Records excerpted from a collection

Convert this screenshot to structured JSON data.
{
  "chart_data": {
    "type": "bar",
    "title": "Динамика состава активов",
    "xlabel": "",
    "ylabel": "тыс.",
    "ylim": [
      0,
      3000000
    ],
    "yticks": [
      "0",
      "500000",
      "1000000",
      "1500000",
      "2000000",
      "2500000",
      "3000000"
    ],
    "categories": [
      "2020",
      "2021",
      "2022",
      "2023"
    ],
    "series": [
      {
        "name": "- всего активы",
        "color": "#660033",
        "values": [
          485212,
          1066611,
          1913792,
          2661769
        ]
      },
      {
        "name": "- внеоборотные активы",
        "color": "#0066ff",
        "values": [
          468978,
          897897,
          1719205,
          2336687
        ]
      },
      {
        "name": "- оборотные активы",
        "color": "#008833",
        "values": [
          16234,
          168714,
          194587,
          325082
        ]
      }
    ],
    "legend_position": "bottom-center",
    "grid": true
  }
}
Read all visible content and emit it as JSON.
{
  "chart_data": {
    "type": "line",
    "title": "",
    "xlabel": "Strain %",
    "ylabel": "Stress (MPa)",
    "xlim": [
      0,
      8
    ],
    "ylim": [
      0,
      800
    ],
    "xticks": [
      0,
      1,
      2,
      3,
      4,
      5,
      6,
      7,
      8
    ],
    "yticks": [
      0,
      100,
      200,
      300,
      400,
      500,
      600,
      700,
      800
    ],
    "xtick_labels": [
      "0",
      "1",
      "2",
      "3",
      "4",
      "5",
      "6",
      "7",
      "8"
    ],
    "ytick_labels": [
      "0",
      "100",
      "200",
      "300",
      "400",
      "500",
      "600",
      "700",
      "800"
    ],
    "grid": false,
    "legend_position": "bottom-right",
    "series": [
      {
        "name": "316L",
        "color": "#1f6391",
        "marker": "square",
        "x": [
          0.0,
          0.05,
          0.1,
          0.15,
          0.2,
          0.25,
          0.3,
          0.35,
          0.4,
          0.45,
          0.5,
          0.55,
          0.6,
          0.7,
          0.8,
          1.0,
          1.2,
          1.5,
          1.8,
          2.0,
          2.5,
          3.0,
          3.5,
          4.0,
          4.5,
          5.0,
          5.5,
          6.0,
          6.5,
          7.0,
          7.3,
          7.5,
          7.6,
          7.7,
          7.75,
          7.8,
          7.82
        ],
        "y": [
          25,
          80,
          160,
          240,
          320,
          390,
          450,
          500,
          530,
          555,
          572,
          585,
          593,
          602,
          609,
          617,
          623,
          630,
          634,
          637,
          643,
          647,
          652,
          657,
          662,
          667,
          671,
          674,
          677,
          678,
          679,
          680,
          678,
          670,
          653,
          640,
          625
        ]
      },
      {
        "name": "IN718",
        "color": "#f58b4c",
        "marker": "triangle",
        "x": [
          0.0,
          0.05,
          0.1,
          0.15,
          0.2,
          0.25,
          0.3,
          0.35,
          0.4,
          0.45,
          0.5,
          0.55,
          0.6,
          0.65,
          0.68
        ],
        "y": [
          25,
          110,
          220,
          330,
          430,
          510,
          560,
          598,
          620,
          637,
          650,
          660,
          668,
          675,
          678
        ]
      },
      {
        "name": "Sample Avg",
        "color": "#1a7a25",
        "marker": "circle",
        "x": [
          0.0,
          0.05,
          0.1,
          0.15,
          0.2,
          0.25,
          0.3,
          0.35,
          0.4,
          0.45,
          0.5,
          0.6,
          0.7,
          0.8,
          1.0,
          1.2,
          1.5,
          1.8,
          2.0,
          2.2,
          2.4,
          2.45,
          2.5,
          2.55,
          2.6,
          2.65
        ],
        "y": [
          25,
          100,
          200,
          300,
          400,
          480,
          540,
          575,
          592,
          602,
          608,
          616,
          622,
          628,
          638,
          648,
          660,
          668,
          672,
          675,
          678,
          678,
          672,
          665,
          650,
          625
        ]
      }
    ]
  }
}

> [Your instructions]: Write out the records shown above, exactly as they appear.

> [Output of the exercise]:
Convert this screenshot to structured JSON data.
{
  "chart_data": {
    "type": "bar",
    "title": "Динамика состава активов",
    "xlabel": "",
    "ylabel": "тыс.",
    "ylim": [
      0,
      3000000
    ],
    "yticks": [
      "0",
      "500000",
      "1000000",
      "1500000",
      "2000000",
      "2500000",
      "3000000"
    ],
    "categories": [
      "2020",
      "2021",
      "2022",
      "2023"
    ],
    "series": [
      {
        "name": "- всего активы",
        "color": "#660033",
        "values": [
          485212,
          1066611,
          1913792,
          2661769
        ]
      },
      {
        "name": "- внеоборотные активы",
        "color": "#0066ff",
        "values": [
          468978,
          897897,
          1719205,
          2336687
        ]
      },
      {
        "name": "- оборотные активы",
        "color": "#008833",
        "values": [
          16234,
          168714,
          194587,
          325082
        ]
      }
    ],
    "legend_position": "bottom-center",
    "grid": true
  }
}
Read all visible content and emit it as JSON.
{
  "chart_data": {
    "type": "line",
    "title": "",
    "xlabel": "Strain %",
    "ylabel": "Stress (MPa)",
    "xlim": [
      0,
      8
    ],
    "ylim": [
      0,
      800
    ],
    "xticks": [
      0,
      1,
      2,
      3,
      4,
      5,
      6,
      7,
      8
    ],
    "yticks": [
      0,
      100,
      200,
      300,
      400,
      500,
      600,
      700,
      800
    ],
    "xtick_labels": [
      "0",
      "1",
      "2",
      "3",
      "4",
      "5",
      "6",
      "7",
      "8"
    ],
    "ytick_labels": [
      "0",
      "100",
      "200",
      "300",
      "400",
      "500",
      "600",
      "700",
      "800"
    ],
    "grid": false,
    "legend_position": "bottom-right",
    "series": [
      {
        "name": "316L",
        "color": "#1f6391",
        "marker": "square",
        "x": [
          0.0,
          0.05,
          0.1,
          0.15,
          0.2,
          0.25,
          0.3,
          0.35,
          0.4,
          0.45,
          0.5,
          0.55,
          0.6,
          0.7,
          0.8,
          1.0,
          1.2,
          1.5,
          1.8,
          2.0,
          2.5,
          3.0,
          3.5,
          4.0,
          4.5,
          5.0,
          5.5,
          6.0,
          6.5,
          7.0,
          7.3,
          7.5,
          7.6,
          7.7,
          7.75,
          7.8,
          7.82
        ],
        "y": [
          25,
          80,
          160,
          240,
          320,
          390,
          450,
          500,
          530,
          555,
          572,
          585,
          593,
          602,
          609,
          617,
          623,
          630,
          634,
          637,
          643,
          647,
          652,
          657,
          662,
          667,
          671,
          674,
          677,
          678,
          679,
          680,
          678,
          670,
          653,
          640,
          625
        ]
      },
      {
        "name": "IN718",
        "color": "#f58b4c",
        "marker": "triangle",
        "x": [
          0.0,
          0.05,
          0.1,
          0.15,
          0.2,
          0.25,
          0.3,
          0.35,
          0.4,
          0.45,
          0.5,
          0.55,
          0.6,
          0.65,
          0.68
        ],
        "y": [
          25,
          110,
          220,
          330,
          430,
          510,
          560,
          598,
          620,
          637,
          650,
          660,
          668,
          675,
          678
        ]
      },
      {
        "name": "Sample Avg",
        "color": "#1a7a25",
        "marker": "circle",
        "x": [
          0.0,
          0.05,
          0.1,
          0.15,
          0.2,
          0.25,
          0.3,
          0.35,
          0.4,
          0.45,
          0.5,
          0.6,
          0.7,
          0.8,
          1.0,
          1.2,
          1.5,
          1.8,
          2.0,
          2.2,
          2.4,
          2.45,
          2.5,
          2.55,
          2.6,
          2.65
        ],
        "y": [
          25,
          100,
          200,
          300,
          400,
          480,
          540,
          575,
          592,
          602,
          608,
          616,
          622,
          628,
          638,
          648,
          660,
          668,
          672,
          675,
          678,
          678,
          672,
          665,
          650,
          625
        ]
      }
    ]
  }
}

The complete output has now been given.